:: Problem details ::
Skip the images. Copy the records exactly as written.

:: Material for the task ::
•••••

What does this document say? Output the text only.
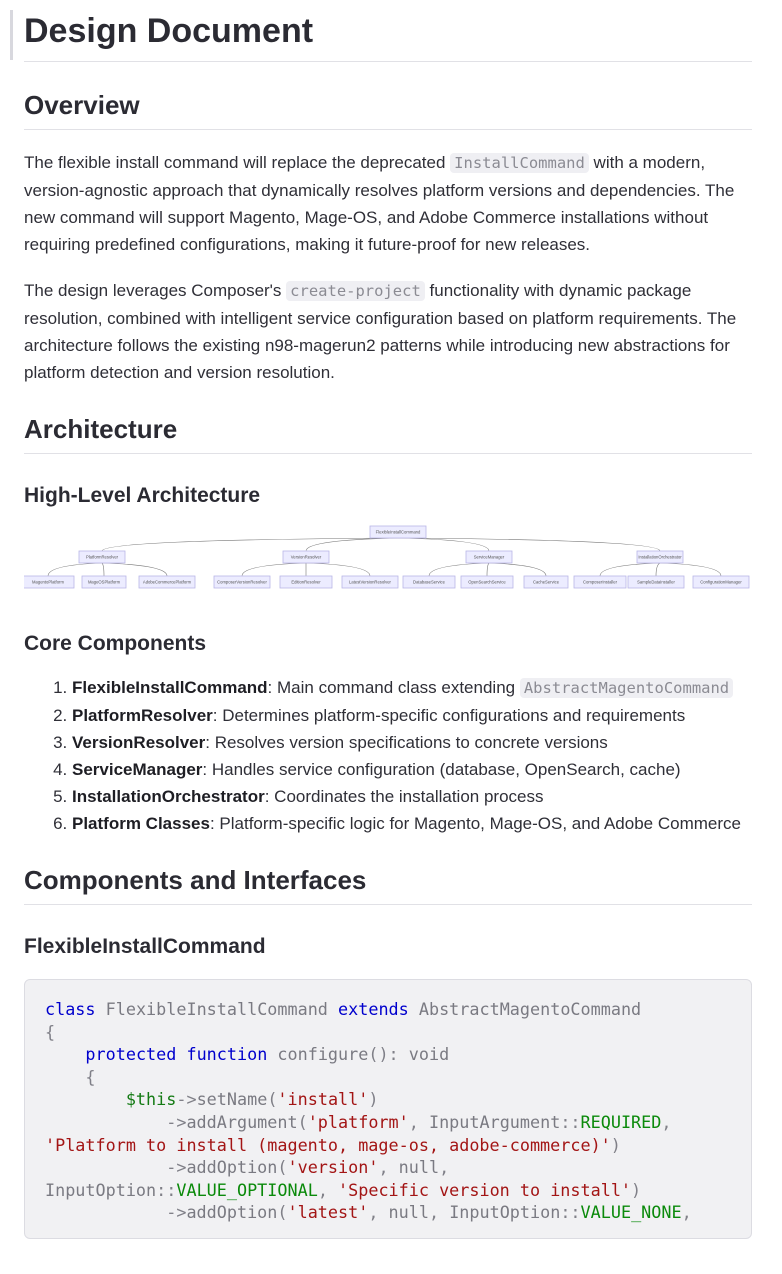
Design Document
Overview

The flexible install command will replace the deprecated InstallCommand with a modern, version-agnostic approach that dynamically resolves platform versions and dependencies. The new command will support Magento, Mage-OS, and Adobe Commerce installations without requiring predefined configurations, making it future-proof for new releases.

The design leverages Composer's create-project functionality with dynamic package resolution, combined with intelligent service configuration based on platform requirements. The architecture follows the existing n98-magerun2 patterns while introducing new abstractions for platform detection and version resolution.

Architecture
High-Level Architecture
FlexibleInstallCommand
PlatformResolver
MagentoPlatform	MageOSPlatform	AdobeCommercePlatform
VersionResolver
ComposerVersionResolver	EditionResolver	LatestVersionResolver
ServiceManager
DatabaseService	OpenSearchService	CacheService
InstallationOrchestrator
ComposerInstaller	SampleDataInstaller	ConfigurationManager
Core Components
1. FlexibleInstallCommand: Main command class extending AbstractMagentoCommand
2. PlatformResolver: Determines platform-specific configurations and requirements
3. VersionResolver: Resolves version specifications to concrete versions
4. ServiceManager: Handles service configuration (database, OpenSearch, cache)
5. InstallationOrchestrator: Coordinates the installation process
6. Platform Classes: Platform-specific logic for Magento, Mage-OS, and Adobe Commerce
Components and Interfaces
FlexibleInstallCommand
class FlexibleInstallCommand extends AbstractMagentoCommand
{
protected function configure(): void
{
$this->setName('install')
->addArgument('platform', InputArgument::REQUIRED,
'Platform to install (magento, mage-os, adobe-commerce)')
->addOption('version', null,
InputOption::VALUE_OPTIONAL, 'Specific version to install')
->addOption('latest', null, InputOption::VALUE_NONE,
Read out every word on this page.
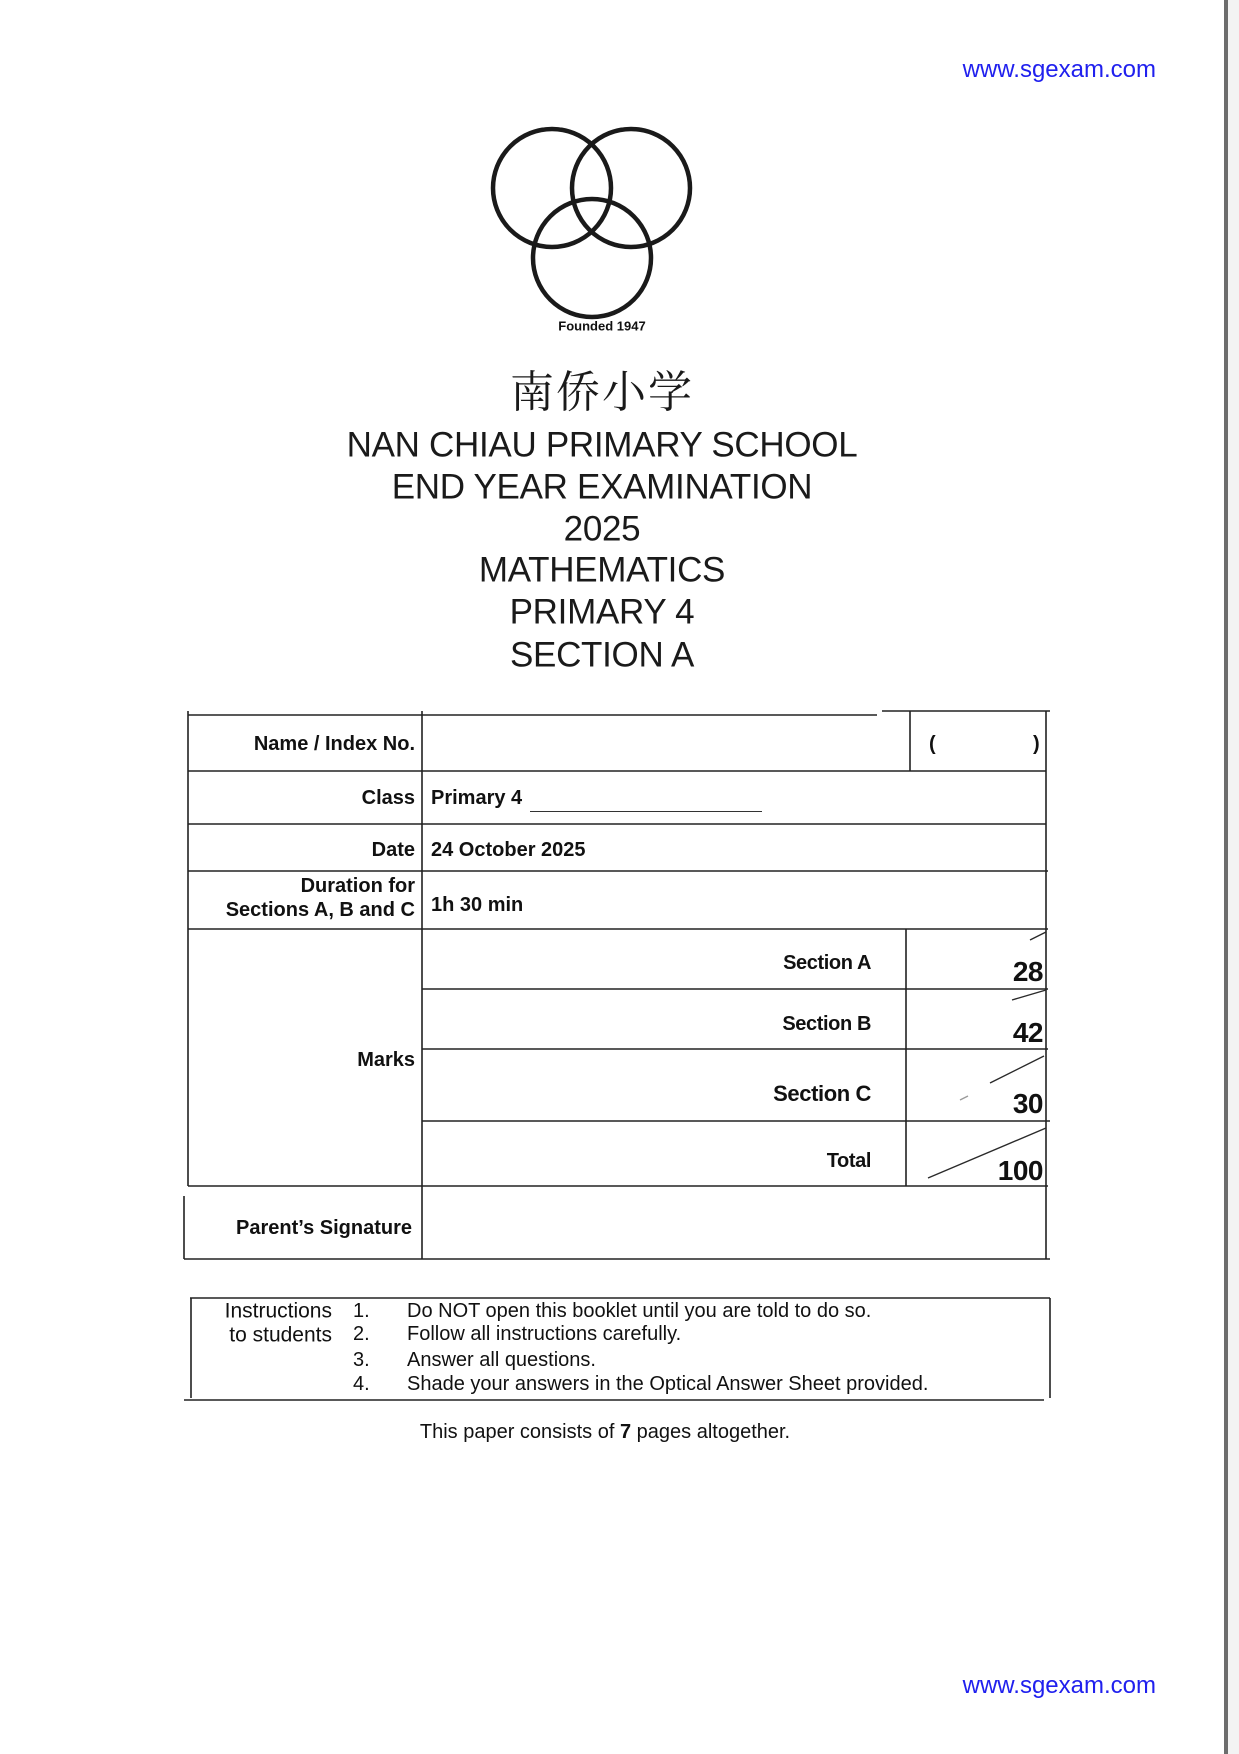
www.sgexam.com
Founded 1947
南侨小学
NAN CHIAU PRIMARY SCHOOL
END YEAR EXAMINATION
2025
MATHEMATICS
PRIMARY 4
SECTION A
Name / Index No.	(	)
Class Primary 4
Date 24 October 2025
Duration for
Sections A, B and C 1h 30 min
Marks
Section A	28
Section B	42
Section C	30
Total	100
Parent’s Signature
Instructions
to students
1. Do NOT open this booklet until you are told to do so.
2. Follow all instructions carefully.
3. Answer all questions.
4. Shade your answers in the Optical Answer Sheet provided.
This paper consists of 7 pages altogether.
www.sgexam.com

•••••

:: Written answer ::
What does this document say? Output the text only.
Design Document
Overview

The flexible install command will replace the deprecated InstallCommand with a modern, version-agnostic approach that dynamically resolves platform versions and dependencies. The new command will support Magento, Mage-OS, and Adobe Commerce installations without requiring predefined configurations, making it future-proof for new releases.

The design leverages Composer's create-project functionality with dynamic package resolution, combined with intelligent service configuration based on platform requirements. The architecture follows the existing n98-magerun2 patterns while introducing new abstractions for platform detection and version resolution.

Architecture
High-Level Architecture
FlexibleInstallCommand
PlatformResolver
MagentoPlatform	MageOSPlatform	AdobeCommercePlatform
VersionResolver
ComposerVersionResolver	EditionResolver	LatestVersionResolver
ServiceManager
DatabaseService	OpenSearchService	CacheService
InstallationOrchestrator
ComposerInstaller	SampleDataInstaller	ConfigurationManager
Core Components
1. FlexibleInstallCommand: Main command class extending AbstractMagentoCommand
2. PlatformResolver: Determines platform-specific configurations and requirements
3. VersionResolver: Resolves version specifications to concrete versions
4. ServiceManager: Handles service configuration (database, OpenSearch, cache)
5. InstallationOrchestrator: Coordinates the installation process
6. Platform Classes: Platform-specific logic for Magento, Mage-OS, and Adobe Commerce
Components and Interfaces
FlexibleInstallCommand
class FlexibleInstallCommand extends AbstractMagentoCommand
{
protected function configure(): void
{
$this->setName('install')
->addArgument('platform', InputArgument::REQUIRED,
'Platform to install (magento, mage-os, adobe-commerce)')
->addOption('version', null,
InputOption::VALUE_OPTIONAL, 'Specific version to install')
->addOption('latest', null, InputOption::VALUE_NONE,
Read out every word on this page.
www.sgexam.com
Founded 1947
南侨小学
NAN CHIAU PRIMARY SCHOOL
END YEAR EXAMINATION
2025
MATHEMATICS
PRIMARY 4
SECTION A
Name / Index No.	(	)
Class Primary 4
Date 24 October 2025
Duration for
Sections A, B and C 1h 30 min
Marks
Section A	28
Section B	42
Section C	30
Total	100
Parent’s Signature
Instructions
to students
1. Do NOT open this booklet until you are told to do so.
2. Follow all instructions carefully.
3. Answer all questions.
4. Shade your answers in the Optical Answer Sheet provided.
This paper consists of 7 pages altogether.
www.sgexam.com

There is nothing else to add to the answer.